───── Source records ─────

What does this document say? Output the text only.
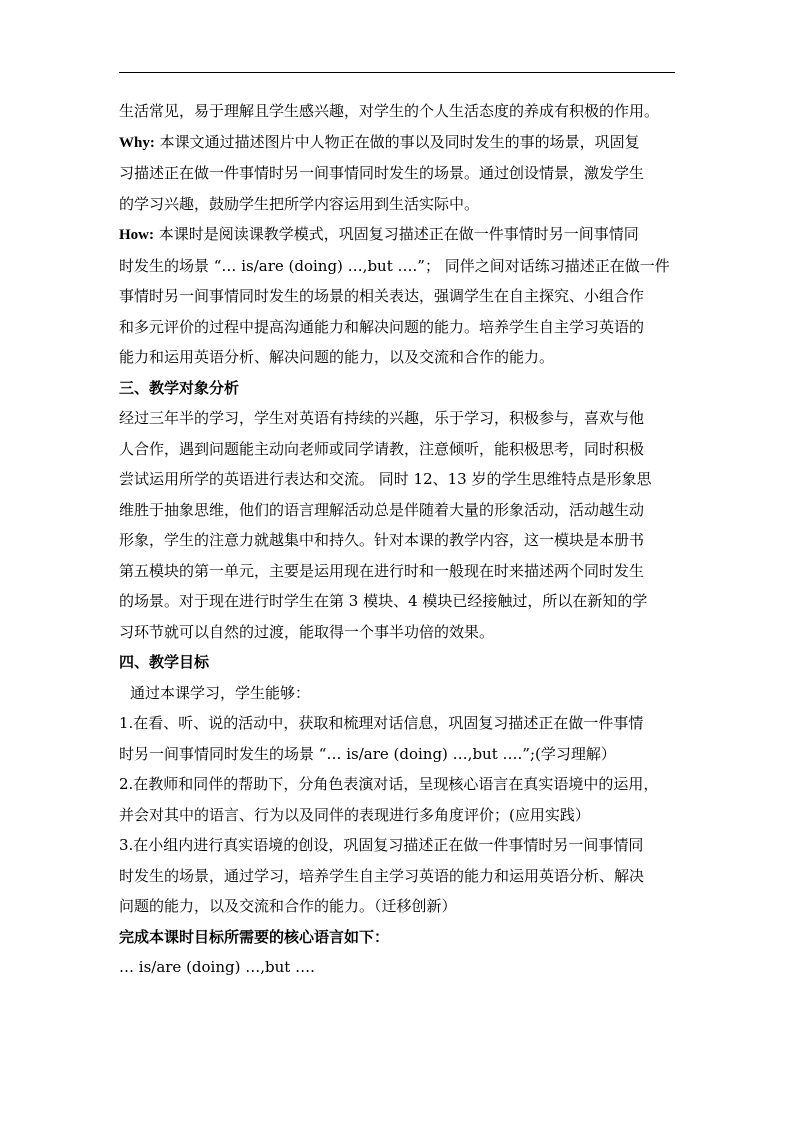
生活常见，易于理解且学生感兴趣，对学生的个人生活态度的养成有积极的作用。
Why: 本课文通过描述图片中人物正在做的事以及同时发生的事的场景，巩固复
习描述正在做一件事情时另一间事情同时发生的场景。通过创设情景，激发学生
的学习兴趣，鼓励学生把所学内容运用到生活实际中。
How: 本课时是阅读课教学模式，巩固复习描述正在做一件事情时另一间事情同
时发生的场景 “… is/are (doing) …,but ….”； 同伴之间对话练习描述正在做一件
事情时另一间事情同时发生的场景的相关表达，强调学生在自主探究、小组合作
和多元评价的过程中提高沟通能力和解决问题的能力。培养学生自主学习英语的
能力和运用英语分析、解决问题的能力，以及交流和合作的能力。
三、教学对象分析
经过三年半的学习，学生对英语有持续的兴趣，乐于学习，积极参与，喜欢与他
人合作，遇到问题能主动向老师或同学请教，注意倾听，能积极思考，同时积极
尝试运用所学的英语进行表达和交流。 同时 12、13 岁的学生思维特点是形象思
维胜于抽象思维，他们的语言理解活动总是伴随着大量的形象活动，活动越生动
形象，学生的注意力就越集中和持久。针对本课的教学内容，这一模块是本册书
第五模块的第一单元，主要是运用现在进行时和一般现在时来描述两个同时发生
的场景。对于现在进行时学生在第 3 模块、4 模块已经接触过，所以在新知的学
习环节就可以自然的过渡，能取得一个事半功倍的效果。
四、教学目标
通过本课学习，学生能够：
1.在看、听、说的活动中，获取和梳理对话信息，巩固复习描述正在做一件事情
时另一间事情同时发生的场景 “… is/are (doing) …,but ….”;(学习理解）
2.在教师和同伴的帮助下，分角色表演对话，呈现核心语言在真实语境中的运用，
并会对其中的语言、行为以及同伴的表现进行多角度评价；(应用实践）
3.在小组内进行真实语境的创设，巩固复习描述正在做一件事情时另一间事情同
时发生的场景，通过学习，培养学生自主学习英语的能力和运用英语分析、解决
问题的能力，以及交流和合作的能力。（迁移创新）
完成本课时目标所需要的核心语言如下：
… is/are (doing) …,but ….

─────

▶ **Task instructions**: Leave out the pictures and transcribe the entries above exactly.

▶ **Exercise response**:
What does this document say? Output the text only.
生活常见，易于理解且学生感兴趣，对学生的个人生活态度的养成有积极的作用。
Why: 本课文通过描述图片中人物正在做的事以及同时发生的事的场景，巩固复
习描述正在做一件事情时另一间事情同时发生的场景。通过创设情景，激发学生
的学习兴趣，鼓励学生把所学内容运用到生活实际中。
How: 本课时是阅读课教学模式，巩固复习描述正在做一件事情时另一间事情同
时发生的场景 “… is/are (doing) …,but ….”； 同伴之间对话练习描述正在做一件
事情时另一间事情同时发生的场景的相关表达，强调学生在自主探究、小组合作
和多元评价的过程中提高沟通能力和解决问题的能力。培养学生自主学习英语的
能力和运用英语分析、解决问题的能力，以及交流和合作的能力。
三、教学对象分析
经过三年半的学习，学生对英语有持续的兴趣，乐于学习，积极参与，喜欢与他
人合作，遇到问题能主动向老师或同学请教，注意倾听，能积极思考，同时积极
尝试运用所学的英语进行表达和交流。 同时 12、13 岁的学生思维特点是形象思
维胜于抽象思维，他们的语言理解活动总是伴随着大量的形象活动，活动越生动
形象，学生的注意力就越集中和持久。针对本课的教学内容，这一模块是本册书
第五模块的第一单元，主要是运用现在进行时和一般现在时来描述两个同时发生
的场景。对于现在进行时学生在第 3 模块、4 模块已经接触过，所以在新知的学
习环节就可以自然的过渡，能取得一个事半功倍的效果。
四、教学目标
通过本课学习，学生能够：
1.在看、听、说的活动中，获取和梳理对话信息，巩固复习描述正在做一件事情
时另一间事情同时发生的场景 “… is/are (doing) …,but ….”;(学习理解）
2.在教师和同伴的帮助下，分角色表演对话，呈现核心语言在真实语境中的运用，
并会对其中的语言、行为以及同伴的表现进行多角度评价；(应用实践）
3.在小组内进行真实语境的创设，巩固复习描述正在做一件事情时另一间事情同
时发生的场景，通过学习，培养学生自主学习英语的能力和运用英语分析、解决
问题的能力，以及交流和合作的能力。（迁移创新）
完成本课时目标所需要的核心语言如下：
… is/are (doing) …,but ….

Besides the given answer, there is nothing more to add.